Listings of element locations:
•••••
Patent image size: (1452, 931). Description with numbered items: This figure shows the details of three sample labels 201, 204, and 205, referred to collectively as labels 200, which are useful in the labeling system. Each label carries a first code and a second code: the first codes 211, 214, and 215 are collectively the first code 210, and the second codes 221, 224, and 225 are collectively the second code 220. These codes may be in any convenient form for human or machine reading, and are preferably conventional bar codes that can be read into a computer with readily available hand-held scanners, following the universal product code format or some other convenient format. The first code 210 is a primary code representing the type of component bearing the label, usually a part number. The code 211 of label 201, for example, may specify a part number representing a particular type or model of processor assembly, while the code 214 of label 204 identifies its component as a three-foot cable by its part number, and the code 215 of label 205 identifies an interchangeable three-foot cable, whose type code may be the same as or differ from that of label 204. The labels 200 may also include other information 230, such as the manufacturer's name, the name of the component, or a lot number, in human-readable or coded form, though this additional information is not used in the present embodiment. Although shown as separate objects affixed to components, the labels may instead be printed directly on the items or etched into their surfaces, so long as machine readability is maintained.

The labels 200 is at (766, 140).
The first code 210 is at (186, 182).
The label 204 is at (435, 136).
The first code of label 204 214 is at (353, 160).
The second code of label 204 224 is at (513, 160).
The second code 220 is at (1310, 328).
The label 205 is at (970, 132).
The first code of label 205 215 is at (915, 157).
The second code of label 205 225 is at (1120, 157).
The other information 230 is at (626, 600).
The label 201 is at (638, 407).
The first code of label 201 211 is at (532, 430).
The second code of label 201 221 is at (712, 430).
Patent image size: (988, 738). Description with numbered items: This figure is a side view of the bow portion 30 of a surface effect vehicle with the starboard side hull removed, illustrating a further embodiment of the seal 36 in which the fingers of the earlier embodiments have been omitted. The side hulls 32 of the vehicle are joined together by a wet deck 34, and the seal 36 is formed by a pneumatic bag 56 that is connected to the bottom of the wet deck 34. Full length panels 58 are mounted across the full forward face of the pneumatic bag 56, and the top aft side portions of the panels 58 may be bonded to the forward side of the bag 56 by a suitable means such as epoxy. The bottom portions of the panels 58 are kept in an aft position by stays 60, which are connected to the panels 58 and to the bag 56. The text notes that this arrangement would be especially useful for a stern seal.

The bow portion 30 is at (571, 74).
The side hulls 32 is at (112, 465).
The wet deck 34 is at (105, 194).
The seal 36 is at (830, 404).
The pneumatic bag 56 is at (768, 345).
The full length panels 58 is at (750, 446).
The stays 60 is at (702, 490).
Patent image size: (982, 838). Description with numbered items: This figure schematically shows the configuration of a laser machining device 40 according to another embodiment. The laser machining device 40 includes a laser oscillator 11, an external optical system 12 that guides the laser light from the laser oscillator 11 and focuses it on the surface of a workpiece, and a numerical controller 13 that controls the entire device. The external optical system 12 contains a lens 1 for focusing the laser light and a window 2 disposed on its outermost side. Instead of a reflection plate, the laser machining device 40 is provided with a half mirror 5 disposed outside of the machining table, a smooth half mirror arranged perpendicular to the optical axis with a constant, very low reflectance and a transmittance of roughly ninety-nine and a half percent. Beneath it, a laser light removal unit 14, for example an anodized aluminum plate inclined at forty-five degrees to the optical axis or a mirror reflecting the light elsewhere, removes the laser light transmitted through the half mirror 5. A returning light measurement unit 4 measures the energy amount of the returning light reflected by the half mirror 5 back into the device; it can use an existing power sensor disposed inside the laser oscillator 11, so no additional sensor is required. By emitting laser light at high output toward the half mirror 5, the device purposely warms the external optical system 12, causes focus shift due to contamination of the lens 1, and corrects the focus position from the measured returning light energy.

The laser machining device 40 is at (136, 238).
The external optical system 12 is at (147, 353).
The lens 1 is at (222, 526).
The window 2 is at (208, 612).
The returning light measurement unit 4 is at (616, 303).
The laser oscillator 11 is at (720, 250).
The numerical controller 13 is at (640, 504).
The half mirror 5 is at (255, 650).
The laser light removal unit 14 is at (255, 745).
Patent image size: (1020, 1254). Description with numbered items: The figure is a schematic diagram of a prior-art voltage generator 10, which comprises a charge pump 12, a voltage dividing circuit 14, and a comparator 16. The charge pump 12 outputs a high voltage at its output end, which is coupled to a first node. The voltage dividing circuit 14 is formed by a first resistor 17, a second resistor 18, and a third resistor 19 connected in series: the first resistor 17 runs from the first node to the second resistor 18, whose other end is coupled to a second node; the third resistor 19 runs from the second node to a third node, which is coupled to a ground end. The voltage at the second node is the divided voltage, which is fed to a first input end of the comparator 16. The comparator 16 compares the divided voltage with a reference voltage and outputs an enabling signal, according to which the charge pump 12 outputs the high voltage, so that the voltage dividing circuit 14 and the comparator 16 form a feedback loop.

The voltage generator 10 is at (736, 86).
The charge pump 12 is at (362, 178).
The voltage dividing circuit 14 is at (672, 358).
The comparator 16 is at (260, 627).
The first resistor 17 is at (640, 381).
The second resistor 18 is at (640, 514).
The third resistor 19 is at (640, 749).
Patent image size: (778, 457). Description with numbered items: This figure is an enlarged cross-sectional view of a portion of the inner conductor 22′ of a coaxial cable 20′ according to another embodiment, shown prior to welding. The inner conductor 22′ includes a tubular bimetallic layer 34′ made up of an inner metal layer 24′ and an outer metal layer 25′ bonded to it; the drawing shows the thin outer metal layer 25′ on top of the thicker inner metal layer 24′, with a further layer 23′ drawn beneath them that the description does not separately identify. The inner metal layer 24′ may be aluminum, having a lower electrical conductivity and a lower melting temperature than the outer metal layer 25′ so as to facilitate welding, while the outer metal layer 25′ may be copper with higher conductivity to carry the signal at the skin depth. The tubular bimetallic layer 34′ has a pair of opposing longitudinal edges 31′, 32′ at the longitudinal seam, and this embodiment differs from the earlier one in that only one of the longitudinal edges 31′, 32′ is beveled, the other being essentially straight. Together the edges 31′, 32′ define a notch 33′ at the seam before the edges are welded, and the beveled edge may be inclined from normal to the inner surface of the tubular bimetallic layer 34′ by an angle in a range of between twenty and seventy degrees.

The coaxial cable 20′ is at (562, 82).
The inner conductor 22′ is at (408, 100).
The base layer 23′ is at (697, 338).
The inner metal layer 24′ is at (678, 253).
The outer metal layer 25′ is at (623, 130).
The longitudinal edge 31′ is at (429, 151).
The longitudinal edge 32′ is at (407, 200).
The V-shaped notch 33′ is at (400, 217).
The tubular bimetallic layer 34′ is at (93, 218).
•••••
_Job:_
Convert all of the material above into a Markdown table with the columns "No." and "Entry", giving each nonblank line its own numbered row.

_Output for this exercise:_
| No. | Entry |
|---|---|
| 1 | Patent image size: (1452, 931). Description with numbered items: This figure shows the details of three sample labels 201, 204, and 205, referred to collectively as labels 200, which are useful in the labeling system. Each label carries a first code and a second code: the first codes 211, 214, and 215 are collectively the first code 210, and the second codes 221, 224, and 225 are collectively the second code 220. These codes may be in any convenient form for human or machine reading, and are preferably conventional bar codes that can be read into a computer with readily available hand-held scanners, following the universal product code format or some other convenient format. The first code 210 is a primary code representing the type of component bearing the label, usually a part number. The code 211 of label 201, for example, may specify a part number representing a particular type or model of processor assembly, while the code 214 of label 204 identifies its component as a three-foot cable by its part number, and the code 215 of label 205 identifies an interchangeable three-foot cable, whose type code may be the same as or differ from that of label 204. The labels 200 may also include other information 230, such as the manufacturer's name, the name of the component, or a lot number, in human-readable or coded form, though this additional information is not used in the present embodiment. Although shown as separate objects affixed to components, the labels may instead be printed directly on the items or etched into their surfaces, so long as machine readability is maintained. |
| 2 | The labels 200 is at (766, 140). |
| 3 | The first code 210 is at (186, 182). |
| 4 | The label 204 is at (435, 136). |
| 5 | The first code of label 204 214 is at (353, 160). |
| 6 | The second code of label 204 224 is at (513, 160). |
| 7 | The second code 220 is at (1310, 328). |
| 8 | The label 205 is at (970, 132). |
| 9 | The first code of label 205 215 is at (915, 157). |
| 10 | The second code of label 205 225 is at (1120, 157). |
| 11 | The other information 230 is at (626, 600). |
| 12 | The label 201 is at (638, 407). |
| 13 | The first code of label 201 211 is at (532, 430). |
| 14 | The second code of label 201 221 is at (712, 430). |
| 15 | Patent image size: (988, 738). Description with numbered items: This figure is a side view of the bow portion 30 of a surface effect vehicle with the starboard side hull removed, illustrating a further embodiment of the seal 36 in which the fingers of the earlier embodiments have been omitted. The side hulls 32 of the vehicle are joined together by a wet deck 34, and the seal 36 is formed by a pneumatic bag 56 that is connected to the bottom of the wet deck 34. Full length panels 58 are mounted across the full forward face of the pneumatic bag 56, and the top aft side portions of the panels 58 may be bonded to the forward side of the bag 56 by a suitable means such as epoxy. The bottom portions of the panels 58 are kept in an aft position by stays 60, which are connected to the panels 58 and to the bag 56. The text notes that this arrangement would be especially useful for a stern seal. |
| 16 | The bow portion 30 is at (571, 74). |
| 17 | The side hulls 32 is at (112, 465). |
| 18 | The wet deck 34 is at (105, 194). |
| 19 | The seal 36 is at (830, 404). |
| 20 | The pneumatic bag 56 is at (768, 345). |
| 21 | The full length panels 58 is at (750, 446). |
| 22 | The stays 60 is at (702, 490). |
| 23 | Patent image size: (982, 838). Description with numbered items: This figure schematically shows the configuration of a laser machining device 40 according to another embodiment. The laser machining device 40 includes a laser oscillator 11, an external optical system 12 that guides the laser light from the laser oscillator 11 and focuses it on the surface of a workpiece, and a numerical controller 13 that controls the entire device. The external optical system 12 contains a lens 1 for focusing the laser light and a window 2 disposed on its outermost side. Instead of a reflection plate, the laser machining device 40 is provided with a half mirror 5 disposed outside of the machining table, a smooth half mirror arranged perpendicular to the optical axis with a constant, very low reflectance and a transmittance of roughly ninety-nine and a half percent. Beneath it, a laser light removal unit 14, for example an anodized aluminum plate inclined at forty-five degrees to the optical axis or a mirror reflecting the light elsewhere, removes the laser light transmitted through the half mirror 5. A returning light measurement unit 4 measures the energy amount of the returning light reflected by the half mirror 5 back into the device; it can use an existing power sensor disposed inside the laser oscillator 11, so no additional sensor is required. By emitting laser light at high output toward the half mirror 5, the device purposely warms the external optical system 12, causes focus shift due to contamination of the lens 1, and corrects the focus position from the measured returning light energy. |
| 24 | The laser machining device 40 is at (136, 238). |
| 25 | The external optical system 12 is at (147, 353). |
| 26 | The lens 1 is at (222, 526). |
| 27 | The window 2 is at (208, 612). |
| 28 | The returning light measurement unit 4 is at (616, 303). |
| 29 | The laser oscillator 11 is at (720, 250). |
| 30 | The numerical controller 13 is at (640, 504). |
| 31 | The half mirror 5 is at (255, 650). |
| 32 | The laser light removal unit 14 is at (255, 745). |
| 33 | Patent image size: (1020, 1254). Description with numbered items: The figure is a schematic diagram of a prior-art voltage generator 10, which comprises a charge pump 12, a voltage dividing circuit 14, and a comparator 16. The charge pump 12 outputs a high voltage at its output end, which is coupled to a first node. The voltage dividing circuit 14 is formed by a first resistor 17, a second resistor 18, and a third resistor 19 connected in series: the first resistor 17 runs from the first node to the second resistor 18, whose other end is coupled to a second node; the third resistor 19 runs from the second node to a third node, which is coupled to a ground end. The voltage at the second node is the divided voltage, which is fed to a first input end of the comparator 16. The comparator 16 compares the divided voltage with a reference voltage and outputs an enabling signal, according to which the charge pump 12 outputs the high voltage, so that the voltage dividing circuit 14 and the comparator 16 form a feedback loop. |
| 34 | The voltage generator 10 is at (736, 86). |
| 35 | The charge pump 12 is at (362, 178). |
| 36 | The voltage dividing circuit 14 is at (672, 358). |
| 37 | The comparator 16 is at (260, 627). |
| 38 | The first resistor 17 is at (640, 381). |
| 39 | The second resistor 18 is at (640, 514). |
| 40 | The third resistor 19 is at (640, 749). |
| 41 | Patent image size: (778, 457). Description with numbered items: This figure is an enlarged cross-sectional view of a portion of the inner conductor 22′ of a coaxial cable 20′ according to another embodiment, shown prior to welding. The inner conductor 22′ includes a tubular bimetallic layer 34′ made up of an inner metal layer 24′ and an outer metal layer 25′ bonded to it; the drawing shows the thin outer metal layer 25′ on top of the thicker inner metal layer 24′, with a further layer 23′ drawn beneath them that the description does not separately identify. The inner metal layer 24′ may be aluminum, having a lower electrical conductivity and a lower melting temperature than the outer metal layer 25′ so as to facilitate welding, while the outer metal layer 25′ may be copper with higher conductivity to carry the signal at the skin depth. The tubular bimetallic layer 34′ has a pair of opposing longitudinal edges 31′, 32′ at the longitudinal seam, and this embodiment differs from the earlier one in that only one of the longitudinal edges 31′, 32′ is beveled, the other being essentially straight. Together the edges 31′, 32′ define a notch 33′ at the seam before the edges are welded, and the beveled edge may be inclined from normal to the inner surface of the tubular bimetallic layer 34′ by an angle in a range of between twenty and seventy degrees. |
| 42 | The coaxial cable 20′ is at (562, 82). |
| 43 | The inner conductor 22′ is at (408, 100). |
| 44 | The base layer 23′ is at (697, 338). |
| 45 | The inner metal layer 24′ is at (678, 253). |
| 46 | The outer metal layer 25′ is at (623, 130). |
| 47 | The longitudinal edge 31′ is at (429, 151). |
| 48 | The longitudinal edge 32′ is at (407, 200). |
| 49 | The V-shaped notch 33′ is at (400, 217). |
| 50 | The tubular bimetallic layer 34′ is at (93, 218). |